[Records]
--- begin ---
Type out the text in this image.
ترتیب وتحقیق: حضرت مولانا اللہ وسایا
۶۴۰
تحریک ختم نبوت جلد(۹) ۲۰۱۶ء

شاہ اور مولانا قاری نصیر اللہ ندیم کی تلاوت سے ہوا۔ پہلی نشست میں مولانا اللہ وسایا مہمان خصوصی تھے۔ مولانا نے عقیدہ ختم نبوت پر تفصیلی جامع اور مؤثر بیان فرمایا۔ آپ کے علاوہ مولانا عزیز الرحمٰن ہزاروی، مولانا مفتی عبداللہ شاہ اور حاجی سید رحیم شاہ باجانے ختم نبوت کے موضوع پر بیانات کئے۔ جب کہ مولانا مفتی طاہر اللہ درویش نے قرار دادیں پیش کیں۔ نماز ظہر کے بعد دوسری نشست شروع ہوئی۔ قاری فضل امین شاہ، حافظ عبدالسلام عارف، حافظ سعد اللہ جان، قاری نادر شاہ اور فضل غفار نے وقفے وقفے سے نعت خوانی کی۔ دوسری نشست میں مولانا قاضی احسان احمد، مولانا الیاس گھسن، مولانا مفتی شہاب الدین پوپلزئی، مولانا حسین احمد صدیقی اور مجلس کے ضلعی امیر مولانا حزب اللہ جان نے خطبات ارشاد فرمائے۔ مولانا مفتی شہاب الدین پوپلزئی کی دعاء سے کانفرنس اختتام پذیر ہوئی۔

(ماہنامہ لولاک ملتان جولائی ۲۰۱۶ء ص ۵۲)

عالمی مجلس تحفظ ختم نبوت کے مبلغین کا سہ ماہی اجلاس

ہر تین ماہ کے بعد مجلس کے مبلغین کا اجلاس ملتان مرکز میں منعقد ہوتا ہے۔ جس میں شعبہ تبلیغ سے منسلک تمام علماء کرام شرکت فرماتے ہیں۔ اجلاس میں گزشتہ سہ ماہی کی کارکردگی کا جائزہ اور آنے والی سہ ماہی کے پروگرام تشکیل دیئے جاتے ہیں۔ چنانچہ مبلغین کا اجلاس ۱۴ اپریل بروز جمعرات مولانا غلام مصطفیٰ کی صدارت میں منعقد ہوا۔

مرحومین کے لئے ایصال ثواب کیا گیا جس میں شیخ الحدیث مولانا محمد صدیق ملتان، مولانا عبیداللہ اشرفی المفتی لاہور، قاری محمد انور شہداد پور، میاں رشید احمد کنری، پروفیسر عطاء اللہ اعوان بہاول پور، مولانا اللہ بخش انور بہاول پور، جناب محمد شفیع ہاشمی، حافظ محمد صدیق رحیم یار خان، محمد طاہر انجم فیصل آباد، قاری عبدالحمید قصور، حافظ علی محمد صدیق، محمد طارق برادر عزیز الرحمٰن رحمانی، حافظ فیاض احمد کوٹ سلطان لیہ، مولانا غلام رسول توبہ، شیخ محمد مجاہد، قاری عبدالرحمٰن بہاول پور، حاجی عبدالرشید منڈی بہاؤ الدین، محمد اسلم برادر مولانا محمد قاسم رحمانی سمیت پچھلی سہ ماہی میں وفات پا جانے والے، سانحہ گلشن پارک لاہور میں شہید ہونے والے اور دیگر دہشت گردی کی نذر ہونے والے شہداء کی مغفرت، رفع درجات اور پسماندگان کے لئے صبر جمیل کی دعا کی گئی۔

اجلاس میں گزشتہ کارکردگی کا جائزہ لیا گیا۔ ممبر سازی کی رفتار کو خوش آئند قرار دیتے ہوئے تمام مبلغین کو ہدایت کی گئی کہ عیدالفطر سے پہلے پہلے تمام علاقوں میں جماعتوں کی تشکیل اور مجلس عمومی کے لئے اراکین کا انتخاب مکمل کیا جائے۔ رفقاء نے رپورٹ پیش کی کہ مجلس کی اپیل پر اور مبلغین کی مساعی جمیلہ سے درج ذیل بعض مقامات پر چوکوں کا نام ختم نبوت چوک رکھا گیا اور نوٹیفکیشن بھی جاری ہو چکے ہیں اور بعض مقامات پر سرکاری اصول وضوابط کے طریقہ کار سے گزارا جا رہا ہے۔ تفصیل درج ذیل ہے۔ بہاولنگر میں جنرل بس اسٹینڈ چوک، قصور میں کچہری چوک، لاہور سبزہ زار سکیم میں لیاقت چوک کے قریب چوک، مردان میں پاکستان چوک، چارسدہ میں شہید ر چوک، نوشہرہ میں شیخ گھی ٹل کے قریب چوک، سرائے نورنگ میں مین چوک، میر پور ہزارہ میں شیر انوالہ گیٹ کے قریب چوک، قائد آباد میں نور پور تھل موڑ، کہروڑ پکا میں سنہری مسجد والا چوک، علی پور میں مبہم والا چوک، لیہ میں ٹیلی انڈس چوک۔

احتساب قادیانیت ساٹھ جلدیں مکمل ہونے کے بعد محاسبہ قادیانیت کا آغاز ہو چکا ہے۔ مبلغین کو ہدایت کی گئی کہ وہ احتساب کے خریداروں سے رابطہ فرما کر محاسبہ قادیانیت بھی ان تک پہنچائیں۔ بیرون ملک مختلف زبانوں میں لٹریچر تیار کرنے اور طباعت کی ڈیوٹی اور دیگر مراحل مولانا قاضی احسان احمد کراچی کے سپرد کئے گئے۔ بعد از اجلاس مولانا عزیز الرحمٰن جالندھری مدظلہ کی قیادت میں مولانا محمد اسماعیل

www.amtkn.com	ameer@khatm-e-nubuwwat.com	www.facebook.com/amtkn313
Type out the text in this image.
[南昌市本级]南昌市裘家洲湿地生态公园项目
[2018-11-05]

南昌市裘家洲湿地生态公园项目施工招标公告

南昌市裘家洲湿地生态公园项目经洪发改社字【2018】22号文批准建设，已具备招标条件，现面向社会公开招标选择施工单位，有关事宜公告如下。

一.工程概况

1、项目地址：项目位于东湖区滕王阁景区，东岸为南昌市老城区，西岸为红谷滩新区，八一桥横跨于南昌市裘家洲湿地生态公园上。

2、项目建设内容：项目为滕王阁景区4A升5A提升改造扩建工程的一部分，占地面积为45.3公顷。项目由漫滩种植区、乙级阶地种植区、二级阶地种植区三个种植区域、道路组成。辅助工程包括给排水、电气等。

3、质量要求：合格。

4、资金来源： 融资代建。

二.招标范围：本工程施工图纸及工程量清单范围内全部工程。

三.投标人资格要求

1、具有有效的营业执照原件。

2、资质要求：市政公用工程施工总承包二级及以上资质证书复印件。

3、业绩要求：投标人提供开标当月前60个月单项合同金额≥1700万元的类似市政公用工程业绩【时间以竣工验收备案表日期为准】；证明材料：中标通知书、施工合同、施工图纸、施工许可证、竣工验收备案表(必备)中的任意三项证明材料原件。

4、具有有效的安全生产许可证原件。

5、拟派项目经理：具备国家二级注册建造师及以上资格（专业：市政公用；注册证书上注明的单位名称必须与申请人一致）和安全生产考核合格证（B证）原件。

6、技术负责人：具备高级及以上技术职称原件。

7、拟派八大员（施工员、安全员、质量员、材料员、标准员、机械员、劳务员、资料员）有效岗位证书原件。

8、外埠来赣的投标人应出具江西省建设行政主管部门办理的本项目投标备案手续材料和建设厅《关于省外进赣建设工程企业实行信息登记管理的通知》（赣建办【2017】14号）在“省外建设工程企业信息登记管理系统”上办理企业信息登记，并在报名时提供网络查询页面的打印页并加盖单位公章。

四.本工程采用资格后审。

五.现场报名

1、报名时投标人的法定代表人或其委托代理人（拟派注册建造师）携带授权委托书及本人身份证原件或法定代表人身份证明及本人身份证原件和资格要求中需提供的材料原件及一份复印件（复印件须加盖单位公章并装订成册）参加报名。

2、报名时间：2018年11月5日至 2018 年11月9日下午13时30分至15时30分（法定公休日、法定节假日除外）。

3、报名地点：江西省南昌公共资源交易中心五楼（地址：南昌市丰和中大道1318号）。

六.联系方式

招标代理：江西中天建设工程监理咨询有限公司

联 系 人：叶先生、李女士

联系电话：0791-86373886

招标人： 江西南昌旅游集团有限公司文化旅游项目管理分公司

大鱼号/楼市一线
--- end ---
◆ **TASK**: Working from the entries above, return all lines that contain "اجلاس".

◆ **WRITTEN RESPONSE**:
عالمی مجلس تحفظ ختم نبوت کے مبلغین کا سہ ماہی اجلاس
ہر تین ماہ کے بعد مجلس کے مبلغین کا اجلاس ملتان مرکز میں منعقد ہوتا ہے۔ جس میں شعبہ تبلیغ سے منسلک تمام علماء کرام شرکت فرماتے ہیں۔ اجلاس میں گزشتہ سہ ماہی کی کارکردگی کا جائزہ اور آنے والی سہ ماہی کے پروگرام تشکیل دیئے جاتے ہیں۔ چنانچہ مبلغین کا اجلاس ۱۴ اپریل بروز جمعرات مولانا غلام مصطفیٰ کی صدارت میں منعقد ہوا۔
اجلاس میں گزشتہ کارکردگی کا جائزہ لیا گیا۔ ممبر سازی کی رفتار کو خوش آئند قرار دیتے ہوئے تمام مبلغین کو ہدایت کی گئی کہ عیدالفطر سے پہلے پہلے تمام علاقوں میں جماعتوں کی تشکیل اور مجلس عمومی کے لئے اراکین کا انتخاب مکمل کیا جائے۔ رفقاء نے رپورٹ پیش کی کہ مجلس کی اپیل پر اور مبلغین کی مساعی جمیلہ سے درج ذیل بعض مقامات پر چوکوں کا نام ختم نبوت چوک رکھا گیا اور نوٹیفکیشن بھی جاری ہو چکے ہیں اور بعض مقامات پر سرکاری اصول وضوابط کے طریقہ کار سے گزارا جا رہا ہے۔ تفصیل درج ذیل ہے۔ بہاولنگر میں جنرل بس اسٹینڈ چوک، قصور میں کچہری چوک، لاہور سبزہ زار سکیم میں لیاقت چوک کے قریب چوک، مردان میں پاکستان چوک، چارسدہ میں شہید ر چوک، نوشہرہ میں شیخ گھی ٹل کے قریب چوک، سرائے نورنگ میں مین چوک، میر پور ہزارہ میں شیر انوالہ گیٹ کے قریب چوک، قائد آباد میں نور پور تھل موڑ، کہروڑ پکا میں سنہری مسجد والا چوک، علی پور میں مبہم والا چوک، لیہ میں ٹیلی انڈس چوک۔
احتساب قادیانیت ساٹھ جلدیں مکمل ہونے کے بعد محاسبہ قادیانیت کا آغاز ہو چکا ہے۔ مبلغین کو ہدایت کی گئی کہ وہ احتساب کے خریداروں سے رابطہ فرما کر محاسبہ قادیانیت بھی ان تک پہنچائیں۔ بیرون ملک مختلف زبانوں میں لٹریچر تیار کرنے اور طباعت کی ڈیوٹی اور دیگر مراحل مولانا قاضی احسان احمد کراچی کے سپرد کئے گئے۔ بعد از اجلاس مولانا عزیز الرحمٰن جالندھری مدظلہ کی قیادت میں مولانا محمد اسماعیل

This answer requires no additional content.